The explanation for this anticipated greater adverse effect of air pollution in obese persons could be that on warmer days persons who are obese have to exert more effort than they would otherwise show on days that are not as warm. One consequence of this ambient temperature physiologic stressor is the body's need to inhale more oxygen. Thus, the greater exertion on warmer days that is accompanied by breathing more polluted air could be the reason why increased ambient temperature could result in pejorative health outcomes among persons who are obese compared to other persons who are of normal weight.
The same physiologic mechanisms that involve air pollution disrupted mitochondrial functioning followed by oxidative stress and inflammation have been proposed as explanations for the adverse effects of air pollution on respiratory-cardiovascular-cerebrovascular and metabolic chronic diseases.
Asthma and Obesity or Asthma and Metabolic Syndrome, and Temperature
An asthma chronic disease diagnosis can occur independently of another comorbid chronic disease condition, or when either obesity or the metabolic syndrome are also present.

Page layout parsing data:
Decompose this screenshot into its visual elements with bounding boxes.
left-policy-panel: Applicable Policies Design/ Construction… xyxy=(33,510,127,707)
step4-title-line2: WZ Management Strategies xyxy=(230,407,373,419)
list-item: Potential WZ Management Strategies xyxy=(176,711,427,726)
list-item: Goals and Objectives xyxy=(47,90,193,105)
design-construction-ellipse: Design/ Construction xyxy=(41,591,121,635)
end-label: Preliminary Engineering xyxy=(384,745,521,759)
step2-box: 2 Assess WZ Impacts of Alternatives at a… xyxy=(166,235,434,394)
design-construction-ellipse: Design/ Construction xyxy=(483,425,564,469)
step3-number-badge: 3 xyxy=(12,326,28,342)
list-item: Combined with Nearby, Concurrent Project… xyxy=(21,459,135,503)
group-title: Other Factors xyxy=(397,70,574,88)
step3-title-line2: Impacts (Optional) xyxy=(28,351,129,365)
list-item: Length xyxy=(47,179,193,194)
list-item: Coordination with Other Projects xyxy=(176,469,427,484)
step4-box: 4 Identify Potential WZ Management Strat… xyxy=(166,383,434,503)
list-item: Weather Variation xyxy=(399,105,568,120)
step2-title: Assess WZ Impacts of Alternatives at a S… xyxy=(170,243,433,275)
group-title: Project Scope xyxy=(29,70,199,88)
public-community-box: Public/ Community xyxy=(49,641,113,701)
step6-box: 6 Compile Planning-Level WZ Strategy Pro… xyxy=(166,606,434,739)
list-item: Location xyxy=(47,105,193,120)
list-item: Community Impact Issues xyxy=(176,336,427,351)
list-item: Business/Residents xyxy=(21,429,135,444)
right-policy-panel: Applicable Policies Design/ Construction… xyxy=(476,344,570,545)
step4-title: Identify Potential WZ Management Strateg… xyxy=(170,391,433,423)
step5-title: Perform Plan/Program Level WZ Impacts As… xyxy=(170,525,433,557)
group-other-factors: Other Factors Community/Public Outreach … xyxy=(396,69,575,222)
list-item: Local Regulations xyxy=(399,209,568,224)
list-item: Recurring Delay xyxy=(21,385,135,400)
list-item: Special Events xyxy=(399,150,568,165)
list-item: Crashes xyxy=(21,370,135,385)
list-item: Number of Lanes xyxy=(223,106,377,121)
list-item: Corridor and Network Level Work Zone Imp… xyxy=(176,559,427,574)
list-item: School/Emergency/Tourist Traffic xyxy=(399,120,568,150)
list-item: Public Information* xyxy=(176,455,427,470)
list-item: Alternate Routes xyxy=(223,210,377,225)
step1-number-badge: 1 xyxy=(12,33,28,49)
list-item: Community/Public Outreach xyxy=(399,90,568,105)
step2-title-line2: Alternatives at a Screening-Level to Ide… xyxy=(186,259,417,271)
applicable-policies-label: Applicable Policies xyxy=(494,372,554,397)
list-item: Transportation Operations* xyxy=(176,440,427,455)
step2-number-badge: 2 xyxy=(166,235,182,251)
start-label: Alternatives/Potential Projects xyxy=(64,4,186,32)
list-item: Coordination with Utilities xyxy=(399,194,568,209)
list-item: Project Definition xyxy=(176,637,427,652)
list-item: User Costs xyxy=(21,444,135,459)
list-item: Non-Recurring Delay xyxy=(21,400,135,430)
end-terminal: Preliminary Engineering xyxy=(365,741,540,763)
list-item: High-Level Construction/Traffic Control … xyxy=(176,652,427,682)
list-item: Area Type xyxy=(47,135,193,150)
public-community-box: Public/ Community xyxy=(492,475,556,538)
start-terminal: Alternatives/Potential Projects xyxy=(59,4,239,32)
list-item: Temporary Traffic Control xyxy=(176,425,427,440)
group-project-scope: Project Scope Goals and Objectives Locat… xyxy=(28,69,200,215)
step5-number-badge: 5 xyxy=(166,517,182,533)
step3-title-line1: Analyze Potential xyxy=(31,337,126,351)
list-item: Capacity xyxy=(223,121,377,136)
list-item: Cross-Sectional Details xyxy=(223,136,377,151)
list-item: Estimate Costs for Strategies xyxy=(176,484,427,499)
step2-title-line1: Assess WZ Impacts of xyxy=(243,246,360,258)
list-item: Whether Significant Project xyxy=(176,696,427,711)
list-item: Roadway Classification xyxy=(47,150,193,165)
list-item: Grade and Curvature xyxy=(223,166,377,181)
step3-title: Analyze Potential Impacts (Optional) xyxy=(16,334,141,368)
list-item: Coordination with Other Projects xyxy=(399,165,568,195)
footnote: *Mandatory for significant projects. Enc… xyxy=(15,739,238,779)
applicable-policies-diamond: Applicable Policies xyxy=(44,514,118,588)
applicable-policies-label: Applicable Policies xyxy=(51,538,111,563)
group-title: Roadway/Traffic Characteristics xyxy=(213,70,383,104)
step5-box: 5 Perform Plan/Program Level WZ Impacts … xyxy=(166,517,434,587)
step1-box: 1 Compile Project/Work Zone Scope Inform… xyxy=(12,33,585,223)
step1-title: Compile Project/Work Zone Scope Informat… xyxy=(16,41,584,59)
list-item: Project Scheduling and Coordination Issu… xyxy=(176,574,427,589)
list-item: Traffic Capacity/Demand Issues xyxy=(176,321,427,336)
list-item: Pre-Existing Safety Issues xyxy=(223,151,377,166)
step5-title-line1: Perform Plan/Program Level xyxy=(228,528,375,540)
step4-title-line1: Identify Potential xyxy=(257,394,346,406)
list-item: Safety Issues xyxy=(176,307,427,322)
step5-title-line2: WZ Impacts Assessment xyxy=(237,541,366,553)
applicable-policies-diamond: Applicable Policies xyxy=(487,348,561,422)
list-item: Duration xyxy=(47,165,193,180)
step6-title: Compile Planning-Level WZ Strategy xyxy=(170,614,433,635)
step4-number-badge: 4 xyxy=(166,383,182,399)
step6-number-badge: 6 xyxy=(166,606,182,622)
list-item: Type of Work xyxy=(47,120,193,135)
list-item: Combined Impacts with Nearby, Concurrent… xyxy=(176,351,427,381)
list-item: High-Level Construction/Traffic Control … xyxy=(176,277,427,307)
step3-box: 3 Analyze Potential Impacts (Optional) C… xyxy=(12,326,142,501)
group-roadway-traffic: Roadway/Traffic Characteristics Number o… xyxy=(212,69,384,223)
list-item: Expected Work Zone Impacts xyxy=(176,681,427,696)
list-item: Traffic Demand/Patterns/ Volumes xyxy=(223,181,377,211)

# WORK INSTRUCTION
Answer these questions using the text on air pollution, obesity and asthma:
1. What does the body need to do more of as a result of the ambient temperature stressor?
2. What physiologic mechanisms have been proposed to explain the harmful effects of air pollution on chronic diseases?
3. Which two conditions may also be present when asthma is diagnosed?

# EXERCISE SOLUTION
1. Inhale more oxygen.
2. Disrupted mitochondrial functioning followed by oxidative stress and inflammation.
3. Obesity or the metabolic syndrome.